─── TESTO DI PARTENZA

Nel 1821 l’Intendente allora di questa Provincia Sig. Gammarota, sotto la direzione dell’Ingegnere Petrillo fece scavare in una parte di quelle antiche rovine nel fondo allora de’ Sig. Ungaro, oggi di D. Francesco Gugliotti nella superficie di circa dieci moggia legali; e sebbene lo scavo non fu regolare, pure si osservavano le strade lastricate: le abitazioni disposte in ordine da oriente ad occidente, ed una quantità di fontane, peschiere, e bagni lastricati e contornati di marmi di vario colore, e tra questi il rosso e verde antico, statuario e di Calabria, e le stanze adiacenti eran dipinte a fresco con vivi colori simili a quelli della distrutta Pompei . Tanto però si osservava alla profondità di palmi sei circa, perchè la terra discesa dalla soprastante collina aveva sepolti quegli avanzi, che in quello stato mostravano la loro grandezza.
Molte, per non dir quasi tutte le abitazioni avevano i pavimenti o di marmo variocolore o alla musaica formati di piccioli pezzi di pietra o di marmo bianco, o di colore diverso esprimenti fregi alla greca o geroglifici, ma il tutto fu vandalicamente sconvolto e distrutto, poichè sotto quei pavimenti, che costarono tanti sudori esistevano grandi mattoni, e sotto di essi correvano vari condotti di piombo, che in gran copia si rinvennero, come del pari molte corniole e cammei ed una quantità di monete di rame e di argento di tempi diversi e fino alla decadenza dell’Impero Romano; e tuttavia s’incontrano non solo monete, ma pezzi ancora di bronzo, di marmi, di vetri di due linee di doppiezza: varii idoletti di bronzo e due di oro, molte cantaia di condotti di piombo, e le fabbriche e quegli avanzi di belle pitture sui pezzi d’intonaco marmoreo vandalicamente distrutte ancor si osservano tra quelle macerie.

──────
─── RIGHE

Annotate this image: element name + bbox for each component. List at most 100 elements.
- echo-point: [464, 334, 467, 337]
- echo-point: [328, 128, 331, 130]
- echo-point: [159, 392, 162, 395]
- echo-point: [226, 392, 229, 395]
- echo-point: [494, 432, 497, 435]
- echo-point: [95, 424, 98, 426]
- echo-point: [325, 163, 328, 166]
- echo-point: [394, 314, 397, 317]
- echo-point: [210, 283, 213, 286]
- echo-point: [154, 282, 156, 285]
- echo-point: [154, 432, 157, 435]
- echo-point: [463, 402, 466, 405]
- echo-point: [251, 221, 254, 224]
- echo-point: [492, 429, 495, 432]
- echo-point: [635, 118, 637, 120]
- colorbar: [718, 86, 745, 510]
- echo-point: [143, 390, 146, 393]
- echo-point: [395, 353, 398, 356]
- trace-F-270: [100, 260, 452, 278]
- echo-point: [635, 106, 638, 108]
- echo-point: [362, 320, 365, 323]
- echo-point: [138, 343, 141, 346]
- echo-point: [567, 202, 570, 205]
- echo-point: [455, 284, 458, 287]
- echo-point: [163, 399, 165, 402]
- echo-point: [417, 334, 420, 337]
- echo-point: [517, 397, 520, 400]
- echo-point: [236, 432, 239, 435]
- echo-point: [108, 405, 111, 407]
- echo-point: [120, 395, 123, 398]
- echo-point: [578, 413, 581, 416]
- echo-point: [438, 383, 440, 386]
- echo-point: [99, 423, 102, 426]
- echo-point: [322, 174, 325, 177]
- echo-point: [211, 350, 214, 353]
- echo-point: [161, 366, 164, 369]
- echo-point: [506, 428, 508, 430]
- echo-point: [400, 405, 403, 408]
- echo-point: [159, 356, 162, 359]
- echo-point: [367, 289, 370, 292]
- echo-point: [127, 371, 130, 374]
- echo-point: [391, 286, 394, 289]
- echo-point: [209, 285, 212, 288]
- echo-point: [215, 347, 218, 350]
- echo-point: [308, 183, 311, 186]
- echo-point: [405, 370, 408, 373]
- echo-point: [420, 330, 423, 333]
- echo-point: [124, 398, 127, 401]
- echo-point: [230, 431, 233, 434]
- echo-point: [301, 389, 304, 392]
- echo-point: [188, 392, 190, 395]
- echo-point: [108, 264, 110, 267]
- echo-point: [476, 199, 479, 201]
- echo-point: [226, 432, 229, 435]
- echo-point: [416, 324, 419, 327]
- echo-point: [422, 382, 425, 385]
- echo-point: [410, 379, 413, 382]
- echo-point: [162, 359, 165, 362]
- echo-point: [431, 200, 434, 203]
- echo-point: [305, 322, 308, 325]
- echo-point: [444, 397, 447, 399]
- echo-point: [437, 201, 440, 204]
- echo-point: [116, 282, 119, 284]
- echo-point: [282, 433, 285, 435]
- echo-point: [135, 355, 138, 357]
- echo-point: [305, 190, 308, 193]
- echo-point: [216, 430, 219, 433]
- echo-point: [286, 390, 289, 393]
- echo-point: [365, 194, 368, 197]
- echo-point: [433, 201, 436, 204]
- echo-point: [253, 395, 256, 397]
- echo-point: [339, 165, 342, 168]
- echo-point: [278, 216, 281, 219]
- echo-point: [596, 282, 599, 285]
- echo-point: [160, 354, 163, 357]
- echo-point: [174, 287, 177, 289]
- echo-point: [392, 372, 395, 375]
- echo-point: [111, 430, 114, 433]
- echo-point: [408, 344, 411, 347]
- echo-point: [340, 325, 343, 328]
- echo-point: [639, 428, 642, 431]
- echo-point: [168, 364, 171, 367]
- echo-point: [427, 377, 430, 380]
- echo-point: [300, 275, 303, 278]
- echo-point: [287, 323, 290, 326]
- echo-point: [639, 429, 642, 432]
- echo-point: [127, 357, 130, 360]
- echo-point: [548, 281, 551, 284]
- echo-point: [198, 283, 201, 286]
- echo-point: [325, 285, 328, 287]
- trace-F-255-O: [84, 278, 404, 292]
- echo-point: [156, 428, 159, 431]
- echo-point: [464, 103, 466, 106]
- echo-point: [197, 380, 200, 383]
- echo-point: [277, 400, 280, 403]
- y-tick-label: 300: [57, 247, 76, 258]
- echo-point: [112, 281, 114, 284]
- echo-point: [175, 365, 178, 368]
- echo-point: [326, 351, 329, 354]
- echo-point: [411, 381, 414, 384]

──────

OBIETTIVO 1: Secondo il testo sullo scavo del 1821, a quale profondità circa si osservavano gli avanzi?
OBIETTIVO 2: Nel testo sullo scavo del 1821, riporta il passo da "Nel 1821 l’Intendente" fino a "la loro grandezza." compreso, rinominando "Ingegnere" in "Architetto".

RISULTATO ATTESO 1: Alla profondità di circa sei palmi.

RISULTATO ATTESO 2:
Nel 1821 l’Intendente allora di questa Provincia Sig. Gammarota, sotto la direzione dell’Architetto Petrillo fece scavare in una parte di quelle antiche rovine nel fondo allora de’ Sig. Ungaro, oggi di D. Francesco Gugliotti nella superficie di circa dieci moggia legali; e sebbene lo scavo non fu regolare, pure si osservavano le strade lastricate: le abitazioni disposte in ordine da oriente ad occidente, ed una quantità di fontane, peschiere, e bagni lastricati e contornati di marmi di vario colore, e tra questi il rosso e verde antico, statuario e di Calabria, e le stanze adiacenti eran dipinte a fresco con vivi colori simili a quelli della distrutta Pompei . Tanto però si osservava alla profondità di palmi sei circa, perchè la terra discesa dalla soprastante collina aveva sepolti quegli avanzi, che in quello stato mostravano la loro grandezza.